## AIM
Go through the lines below. Copy those with "time".

── EXERCISE MATERIALS

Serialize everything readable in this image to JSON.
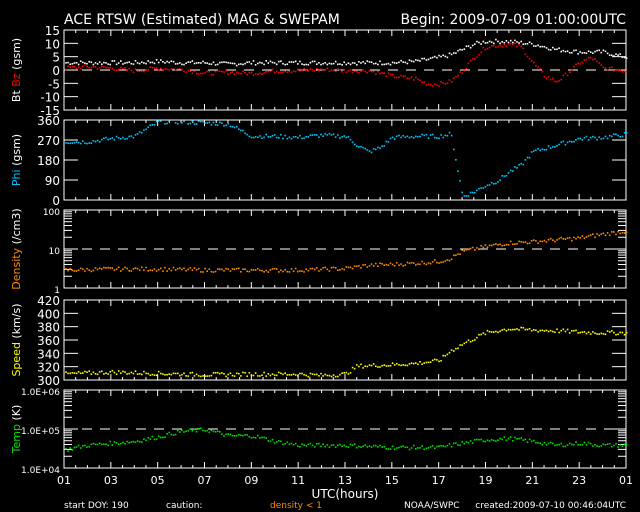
{
  "title": "ACE RTSW (Estimated) MAG & SWEPAM",
  "begin": "Begin: 2009-07-09 01:00:00UTC",
  "footer": {
    "start_doy": "start DOY: 190",
    "caution": "caution:",
    "density_note": "density < 1",
    "source": "NOAA/SWPC",
    "created": "created:2009-07-10 00:46:04UTC"
  },
  "colors": {
    "bt": "#ffffff",
    "bz": "#ff0000",
    "phi": "#00c8ff",
    "density": "#ff8c00",
    "speed": "#ffff00",
    "temp": "#00e000"
  },
  "chart_data": [
    {
      "type": "scatter",
      "id": "mag",
      "ylabel_parts": [
        "Bt",
        "Bz",
        "(gsm)"
      ],
      "yticks": [
        "15",
        "10",
        "5",
        "0",
        "-5",
        "-10",
        "-15"
      ],
      "ytick_values": [
        15,
        10,
        5,
        0,
        -5,
        -10,
        -15
      ],
      "ylim": [
        -15,
        15
      ],
      "dashed_ref": 0,
      "series": [
        {
          "name": "Bt",
          "x": [
            0,
            1,
            2,
            3,
            4,
            5,
            6,
            7,
            8,
            9,
            10,
            11,
            12,
            13,
            14,
            15,
            16,
            16.5,
            17,
            17.5,
            18,
            19,
            20,
            21,
            22,
            23,
            23.5,
            24
          ],
          "y": [
            3,
            3,
            3,
            3,
            3.5,
            3,
            3,
            2.5,
            3,
            3,
            3,
            3,
            3,
            3,
            3,
            3.5,
            5,
            6,
            8,
            10,
            11,
            11,
            10,
            8,
            7,
            7,
            6,
            5
          ]
        },
        {
          "name": "Bz",
          "x": [
            0,
            1,
            2,
            3,
            4,
            5,
            6,
            7,
            8,
            9,
            10,
            11,
            12,
            13,
            13.5,
            14,
            15,
            15.5,
            16,
            16.5,
            17,
            17.5,
            18,
            19,
            19.5,
            20,
            20.5,
            21,
            21.2,
            22,
            22.5,
            23,
            24
          ],
          "y": [
            1,
            1.5,
            1,
            0,
            1,
            0.5,
            -1,
            -0.5,
            -1,
            0,
            0,
            0.5,
            0,
            0,
            -1,
            -2,
            -3,
            -5,
            -5,
            -4,
            0,
            5,
            9,
            10,
            9,
            3,
            -2,
            -4,
            -3,
            3,
            5,
            1,
            0
          ]
        }
      ]
    },
    {
      "type": "scatter",
      "id": "phi",
      "ylabel_parts": [
        "Phi",
        "(gsm)"
      ],
      "yticks": [
        "360",
        "270",
        "180",
        "90",
        "0"
      ],
      "ytick_values": [
        360,
        270,
        180,
        90,
        0
      ],
      "ylim": [
        0,
        360
      ],
      "series": [
        {
          "name": "Phi",
          "x": [
            0,
            1,
            2,
            3,
            4,
            5,
            6,
            7,
            8,
            9,
            10,
            11,
            12,
            12.5,
            13,
            13.5,
            14,
            15,
            16,
            16.5,
            17,
            17.5,
            18,
            18.5,
            19,
            19.5,
            20,
            21,
            22,
            23,
            24
          ],
          "y": [
            265,
            265,
            280,
            290,
            355,
            355,
            350,
            345,
            290,
            290,
            285,
            295,
            290,
            250,
            220,
            240,
            285,
            290,
            290,
            300,
            20,
            40,
            70,
            90,
            130,
            160,
            220,
            250,
            280,
            285,
            300
          ]
        }
      ]
    },
    {
      "type": "scatter",
      "id": "density",
      "yscale": "log",
      "ylabel_parts": [
        "Density",
        "(/cm3)"
      ],
      "yticks": [
        "100",
        "10",
        "1"
      ],
      "ytick_values": [
        100,
        10,
        1
      ],
      "ylim": [
        1,
        100
      ],
      "dashed_ref": 10,
      "series": [
        {
          "name": "Density",
          "x": [
            0,
            2,
            4,
            6,
            8,
            10,
            12,
            13,
            14,
            15,
            16,
            16.5,
            17,
            18,
            19,
            20,
            21,
            22,
            23,
            24
          ],
          "y": [
            3,
            3.2,
            3.2,
            3,
            3,
            3,
            3.3,
            4,
            4.2,
            4.5,
            5,
            6,
            9,
            12,
            15,
            16,
            18,
            20,
            25,
            30
          ]
        }
      ]
    },
    {
      "type": "scatter",
      "id": "speed",
      "ylabel_parts": [
        "Speed",
        "(km/s)"
      ],
      "yticks": [
        "420",
        "400",
        "380",
        "360",
        "340",
        "320",
        "300"
      ],
      "ytick_values": [
        420,
        400,
        380,
        360,
        340,
        320,
        300
      ],
      "ylim": [
        300,
        420
      ],
      "series": [
        {
          "name": "Speed",
          "x": [
            0,
            2,
            4,
            6,
            8,
            10,
            11,
            12,
            12.5,
            14,
            15,
            16,
            16.5,
            17,
            18,
            19,
            20,
            21,
            22,
            23,
            24
          ],
          "y": [
            310,
            313,
            311,
            309,
            310,
            310,
            308,
            310,
            322,
            324,
            326,
            330,
            345,
            355,
            372,
            378,
            376,
            375,
            373,
            372,
            372
          ]
        }
      ]
    },
    {
      "type": "scatter",
      "id": "temp",
      "yscale": "log",
      "ylabel_parts": [
        "Temp",
        "(K)"
      ],
      "yticks": [
        "1.0E+06",
        "1.0E+05",
        "1.0E+04"
      ],
      "ytick_values": [
        1000000,
        100000,
        10000
      ],
      "ylim": [
        10000,
        1000000
      ],
      "dashed_ref": 100000,
      "series": [
        {
          "name": "Temp",
          "x": [
            0,
            1,
            2,
            3,
            4,
            5,
            6,
            7,
            8,
            9,
            10,
            12,
            14,
            16,
            17,
            18,
            19,
            20,
            21,
            22,
            23,
            24
          ],
          "y": [
            30000,
            40000,
            45000,
            50000,
            65000,
            90000,
            100000,
            70000,
            70000,
            50000,
            40000,
            40000,
            35000,
            35000,
            45000,
            55000,
            60000,
            50000,
            40000,
            45000,
            40000,
            40000
          ]
        }
      ]
    }
  ],
  "xaxis": {
    "label": "UTC(hours)",
    "ticks": [
      "01",
      "03",
      "05",
      "07",
      "09",
      "11",
      "13",
      "15",
      "17",
      "19",
      "21",
      "23",
      "01"
    ]
  }
}
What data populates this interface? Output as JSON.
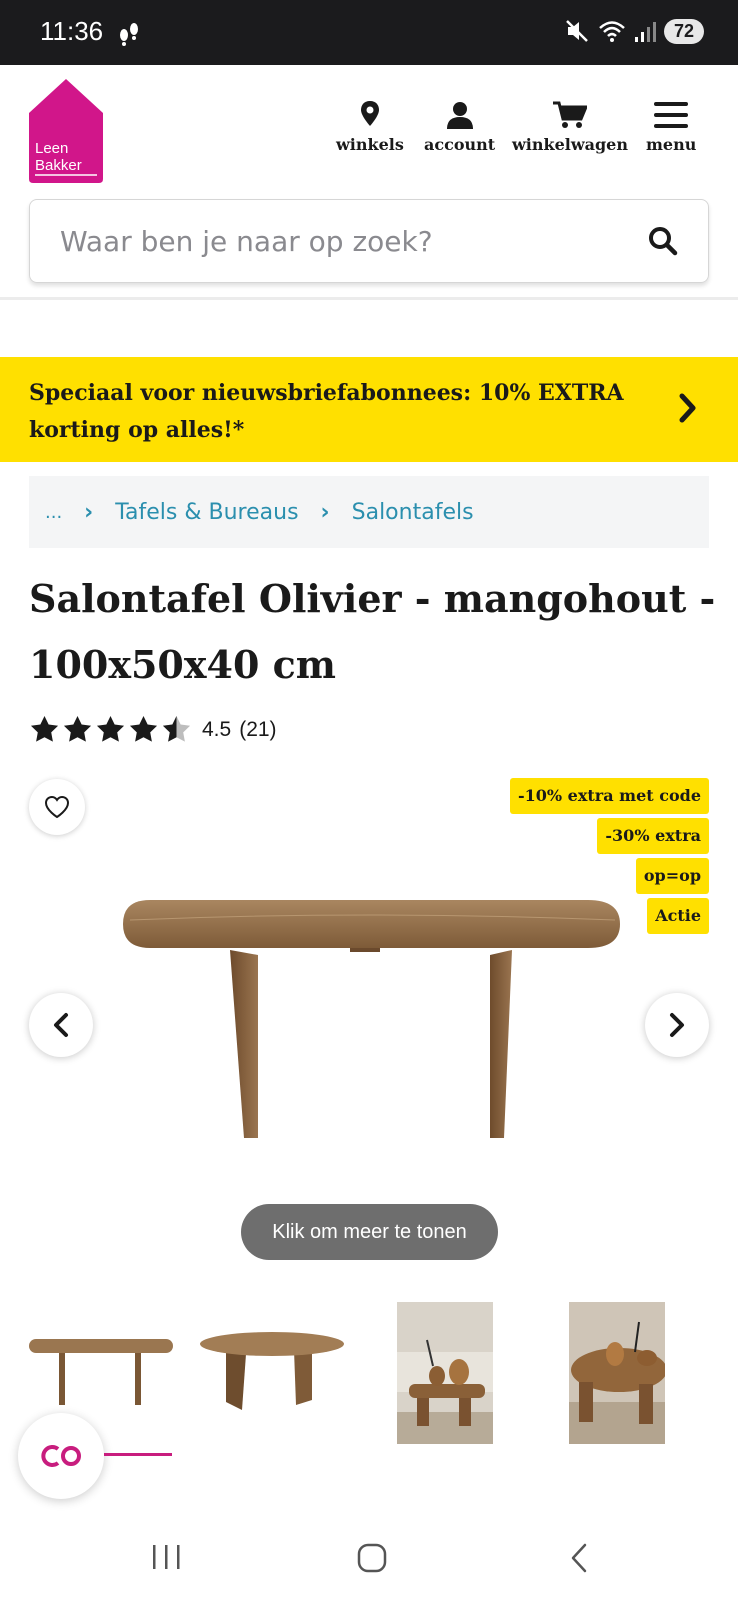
{
  "status_bar": {
    "time": "11:36",
    "battery": "72"
  },
  "header": {
    "logo_line1": "Leen",
    "logo_line2": "Bakker",
    "brand_color": "#d1168a",
    "nav": [
      {
        "label": "winkels",
        "icon": "location-pin-icon"
      },
      {
        "label": "account",
        "icon": "user-icon"
      },
      {
        "label": "winkelwagen",
        "icon": "cart-icon"
      },
      {
        "label": "menu",
        "icon": "hamburger-menu-icon"
      }
    ],
    "search_placeholder": "Waar ben je naar op zoek?"
  },
  "promo": {
    "text": "Speciaal voor nieuwsbriefabonnees: 10% EXTRA korting op alles!*",
    "color": "#ffe000"
  },
  "breadcrumb": [
    "...",
    "Tafels & Bureaus",
    "Salontafels"
  ],
  "product": {
    "title": "Salontafel Olivier - mangohout - 100x50x40 cm",
    "rating": "4.5",
    "review_count": "(21)",
    "rating_value": 4.5,
    "badges": [
      "-10% extra met code",
      "-30% extra",
      "op=op",
      "Actie"
    ],
    "show_more": "Klik om meer te tonen"
  }
}
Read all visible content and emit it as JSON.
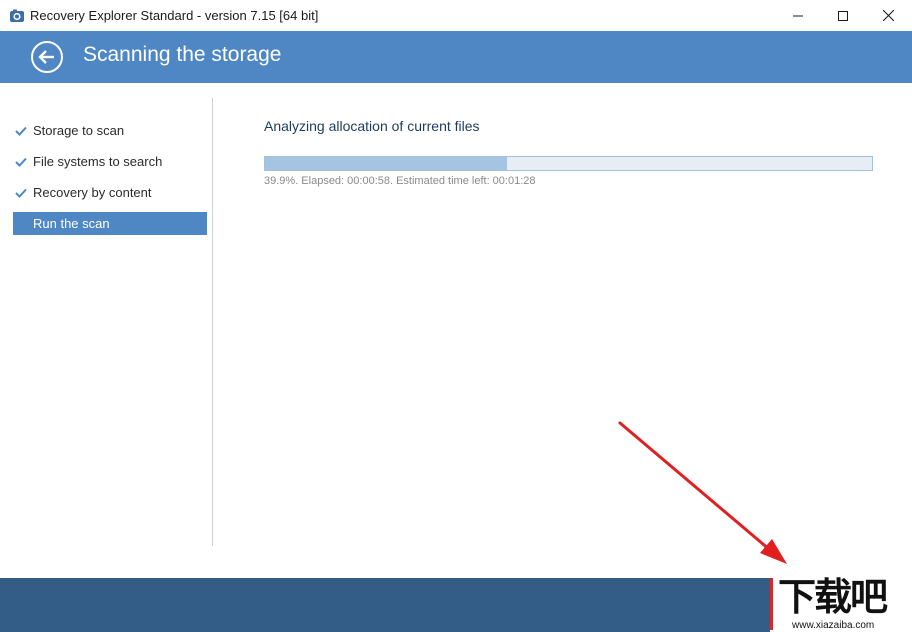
{
  "window": {
    "title": "Recovery Explorer Standard - version 7.15 [64 bit]",
    "app_icon": "recovery-explorer-icon",
    "controls": [
      "minimize-icon",
      "maximize-icon",
      "close-icon"
    ]
  },
  "header": {
    "title": "Scanning the storage",
    "back_icon": "back-arrow-icon",
    "background_color": "#4e87c4"
  },
  "sidebar": {
    "items": [
      {
        "label": "Storage to scan",
        "state": "done",
        "icon": "checkmark-icon"
      },
      {
        "label": "File systems to search",
        "state": "done",
        "icon": "checkmark-icon"
      },
      {
        "label": "Recovery by content",
        "state": "done",
        "icon": "checkmark-icon"
      },
      {
        "label": "Run the scan",
        "state": "active"
      }
    ]
  },
  "main": {
    "status_label": "Analyzing allocation of current files",
    "progress": {
      "percent": 39.9,
      "text": "39.9%. Elapsed: 00:00:58. Estimated time left: 00:01:28"
    }
  },
  "footer": {
    "background_color": "#335d86"
  },
  "overlay": {
    "arrow_icon": "red-arrow-annotation",
    "arrow_color": "#e02020"
  },
  "watermark": {
    "logo_text": "下载吧",
    "url": "www.xiazaiba.com"
  }
}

────

## EXPECTED OUTPUT
    "time": "11:36",
      "text": "39.9%. Elapsed: 00:00:58. Estimated time left: 00:01:28"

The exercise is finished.